PROBLEM DESCRIPTION – Quote these lines exactly: the one that holds "Serialize everything readable" and every line after it to the end of the material below. Skip pictures.

EXERCISE MATERIALS –
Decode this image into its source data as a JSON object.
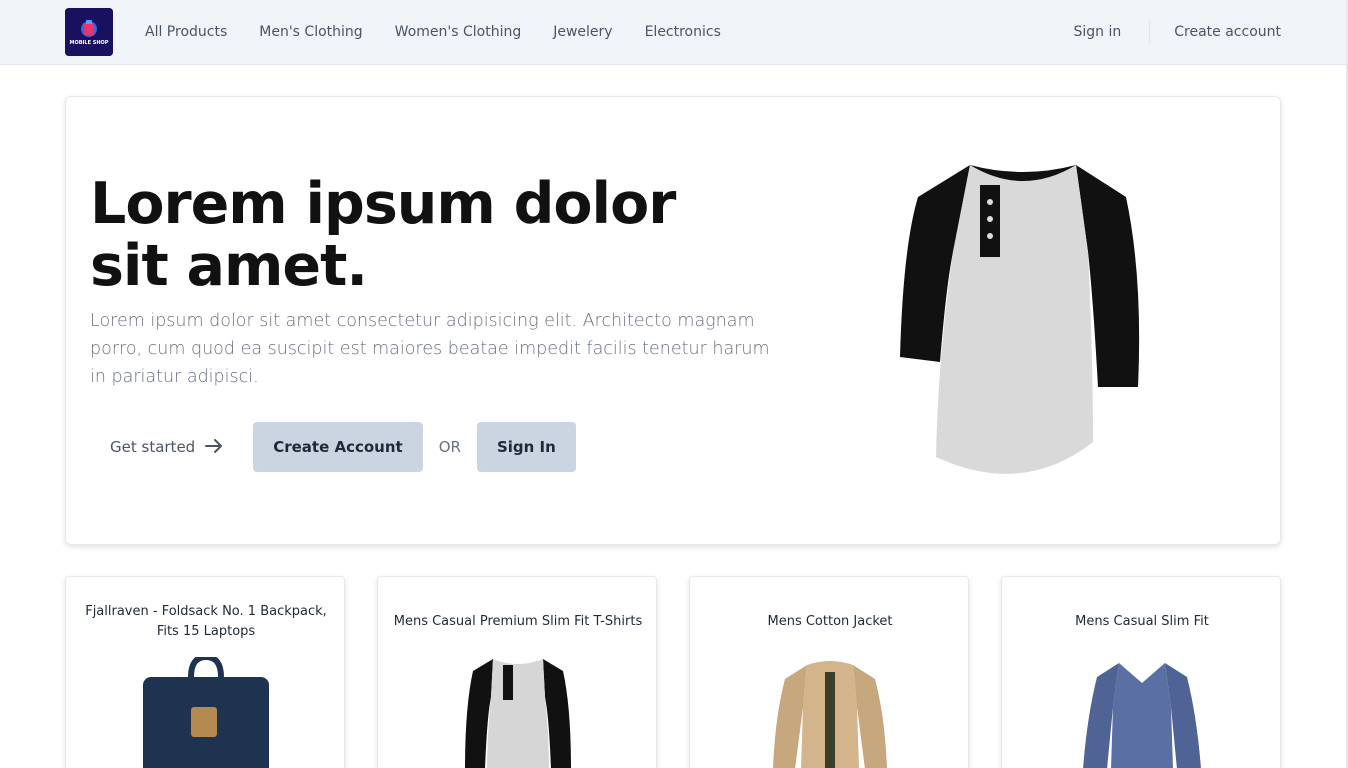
{
  "header": {
    "logo_text": "MOBILE SHOP",
    "nav": [
      "All Products",
      "Men's Clothing",
      "Women's Clothing",
      "Jewelery",
      "Electronics"
    ],
    "sign_in": "Sign in",
    "create_account": "Create account"
  },
  "hero": {
    "title": "Lorem ipsum dolor sit amet.",
    "description": "Lorem ipsum dolor sit amet consectetur adipisicing elit. Architecto magnam porro, cum quod ea suscipit est maiores beatae impedit facilis tenetur harum in pariatur adipisci.",
    "get_started": "Get started",
    "create_account_button": "Create Account",
    "or": "OR",
    "sign_in_button": "Sign In"
  },
  "products": [
    {
      "title": "Fjallraven - Foldsack No. 1 Backpack, Fits 15 Laptops"
    },
    {
      "title": "Mens Casual Premium Slim Fit T-Shirts"
    },
    {
      "title": "Mens Cotton Jacket"
    },
    {
      "title": "Mens Casual Slim Fit"
    }
  ],
  "colors": {
    "header_bg": "#f1f4f8",
    "button_bg": "#cbd5e1",
    "logo_bg": "#1a1060"
  },
  "icons": [
    "arrow-right-icon",
    "shop-logo-icon"
  ]
}
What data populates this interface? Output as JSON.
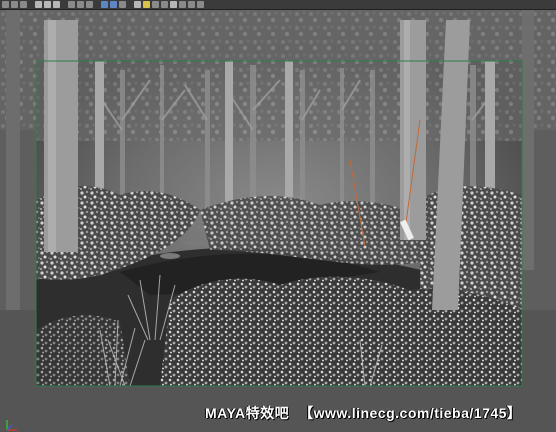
{
  "toolbar": {
    "icons": [
      "select-icon",
      "lasso-icon",
      "paint-icon",
      "move-icon",
      "rotate-icon",
      "scale-icon",
      "snap-grid-icon",
      "snap-curve-icon",
      "snap-point-icon",
      "render-icon",
      "ipr-icon",
      "render-settings-icon",
      "camera-icon",
      "light-icon",
      "texture-icon",
      "wireframe-icon",
      "shaded-icon",
      "isolate-icon",
      "xray-icon",
      "grid-icon"
    ]
  },
  "watermark": {
    "brand": "MAYA特效吧",
    "url": "【www.linecg.com/tieba/1745】"
  },
  "colors": {
    "resolution_gate": "#2e7d4a",
    "background": "#5a5a5a",
    "toolbar": "#3b3b3b"
  }
}
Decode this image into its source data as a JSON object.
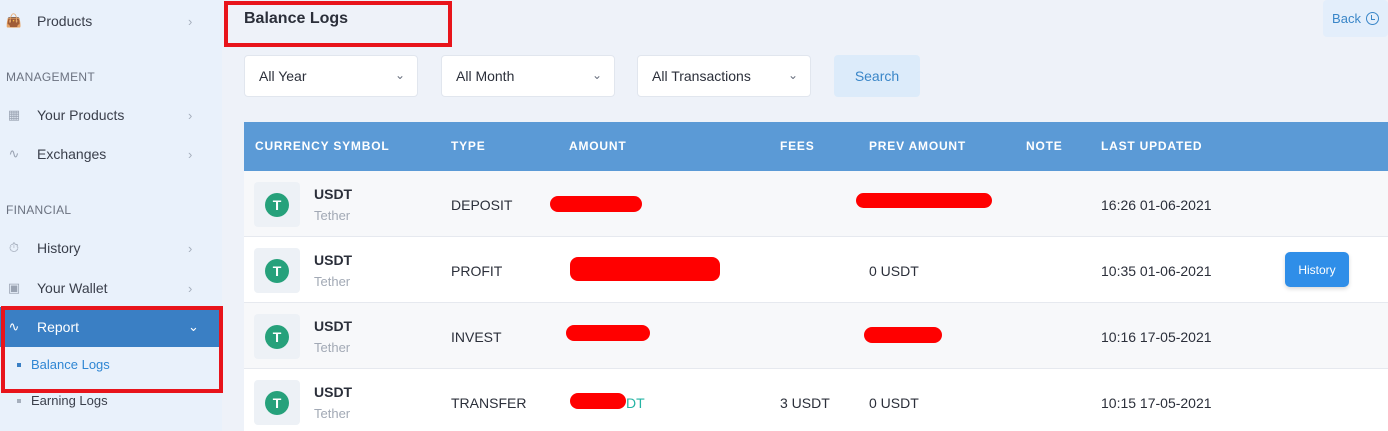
{
  "sidebar": {
    "items": [
      {
        "label": "Products",
        "icon": "bag-icon"
      },
      {
        "label": "Your Products",
        "icon": "box-icon"
      },
      {
        "label": "Exchanges",
        "icon": "chart-icon"
      },
      {
        "label": "History",
        "icon": "timer-icon"
      },
      {
        "label": "Your Wallet",
        "icon": "wallet-icon"
      },
      {
        "label": "Report",
        "icon": "report-icon"
      }
    ],
    "sections": {
      "management": "MANAGEMENT",
      "financial": "FINANCIAL"
    },
    "sub_items": [
      {
        "label": "Balance Logs"
      },
      {
        "label": "Earning Logs"
      }
    ]
  },
  "header": {
    "title": "Balance Logs",
    "back_label": "Back"
  },
  "filters": {
    "year": "All Year",
    "month": "All Month",
    "transactions": "All Transactions",
    "search_label": "Search"
  },
  "table": {
    "columns": [
      "CURRENCY SYMBOL",
      "TYPE",
      "AMOUNT",
      "FEES",
      "PREV AMOUNT",
      "NOTE",
      "LAST UPDATED"
    ],
    "rows": [
      {
        "symbol": "USDT",
        "name": "Tether",
        "type": "DEPOSIT",
        "amount": "",
        "fees": "",
        "prev_amount": "",
        "note": "",
        "updated": "16:26 01-06-2021",
        "action": ""
      },
      {
        "symbol": "USDT",
        "name": "Tether",
        "type": "PROFIT",
        "amount": "",
        "fees": "",
        "prev_amount": "0 USDT",
        "note": "",
        "updated": "10:35 01-06-2021",
        "action": "History"
      },
      {
        "symbol": "USDT",
        "name": "Tether",
        "type": "INVEST",
        "amount": "",
        "fees": "",
        "prev_amount": "",
        "note": "",
        "updated": "10:16 17-05-2021",
        "action": ""
      },
      {
        "symbol": "USDT",
        "name": "Tether",
        "type": "TRANSFER",
        "amount": "DT",
        "fees": "3 USDT",
        "prev_amount": "0 USDT",
        "note": "",
        "updated": "10:15 17-05-2021",
        "action": ""
      }
    ]
  },
  "colors": {
    "accent": "#3a7fc4",
    "table_header": "#5b9ad6",
    "annotation": "#e8141b",
    "tether": "#26a17b"
  }
}
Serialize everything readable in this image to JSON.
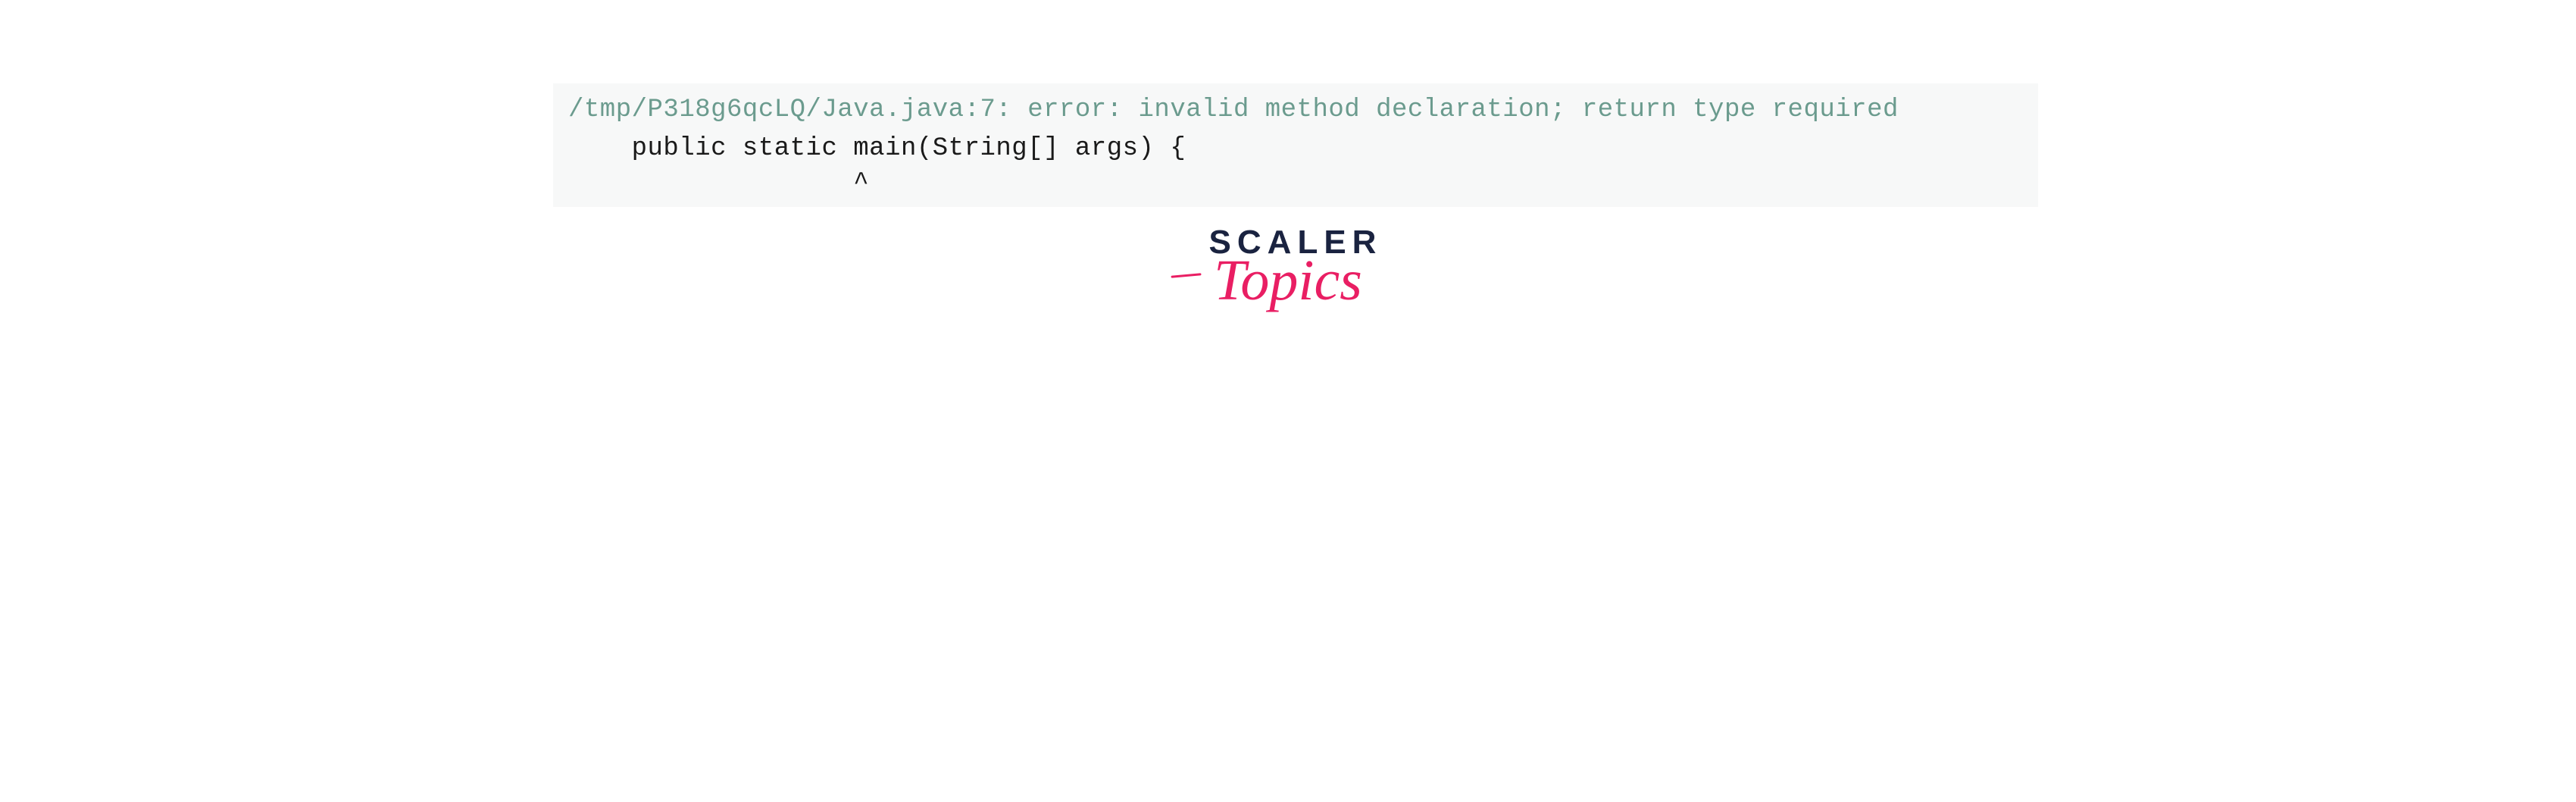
{
  "code_output": {
    "error_line": "/tmp/P318g6qcLQ/Java.java:7: error: invalid method declaration; return type required",
    "code_line": "    public static main(String[] args) {",
    "caret_line": "                  ^"
  },
  "logo": {
    "brand": "SCALER",
    "sub": "Topics"
  }
}
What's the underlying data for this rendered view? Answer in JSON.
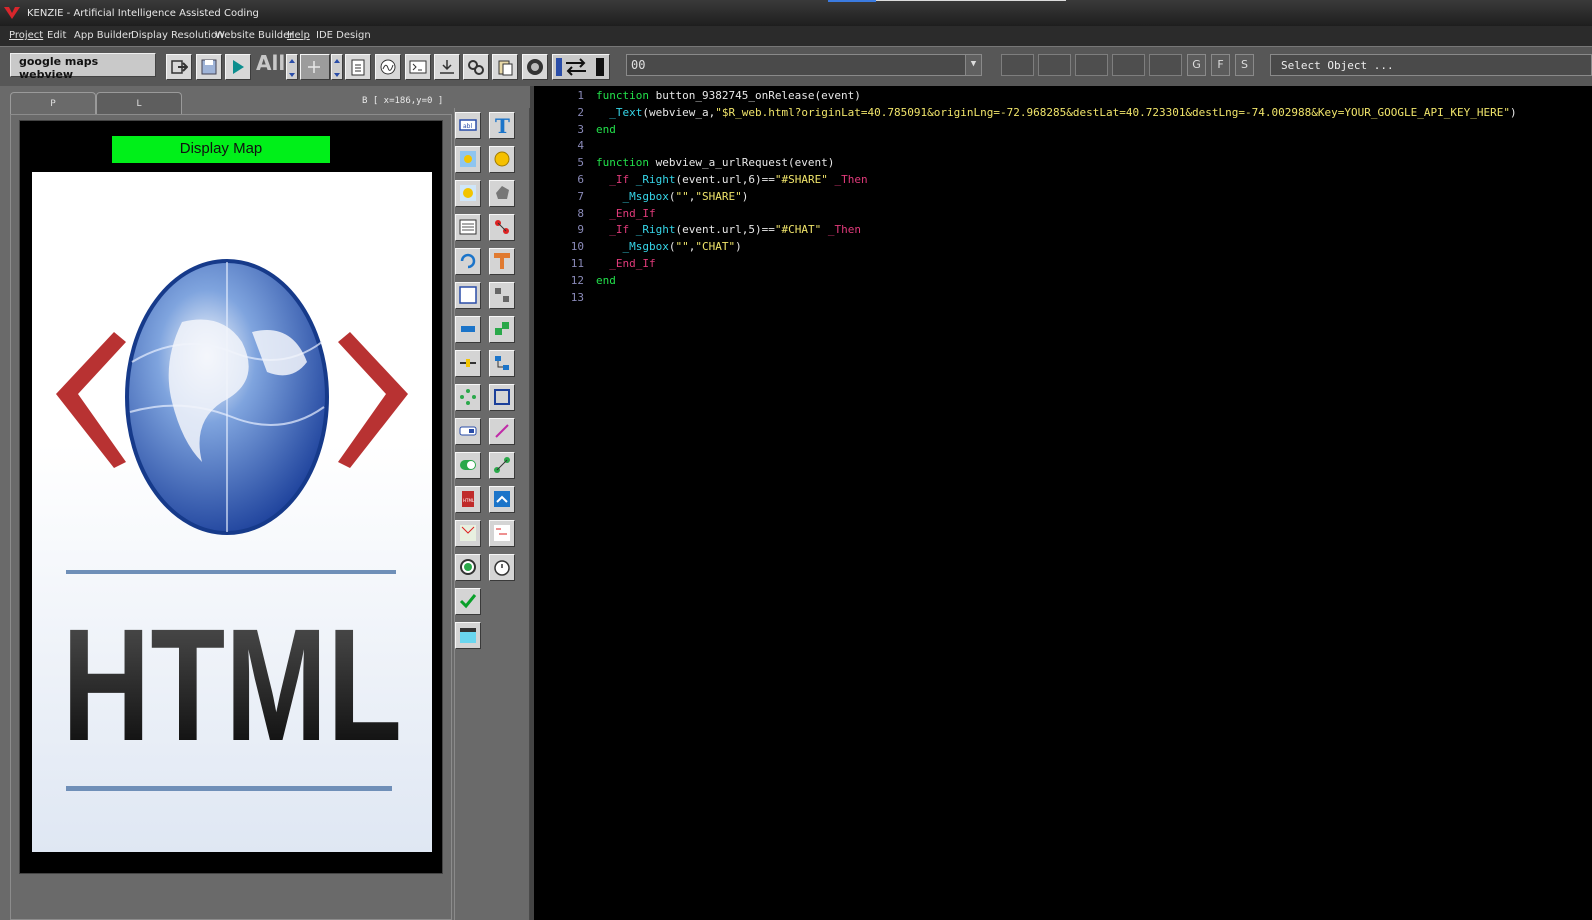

SOLUTION TO THIS PROBLEM –
Serialize everything readable in this image to JSON.
{
  "code_output": {
    "error_line": "/tmp/P318g6qcLQ/Java.java:7: error: invalid method declaration; return type required",
    "code_line": "    public static main(String[] args) {",
    "caret_line": "                  ^"
  },
  "logo": {
    "brand": "SCALER",
    "sub": "Topics"
  }
}
What's the underlying data for this rendered view? Answer in JSON.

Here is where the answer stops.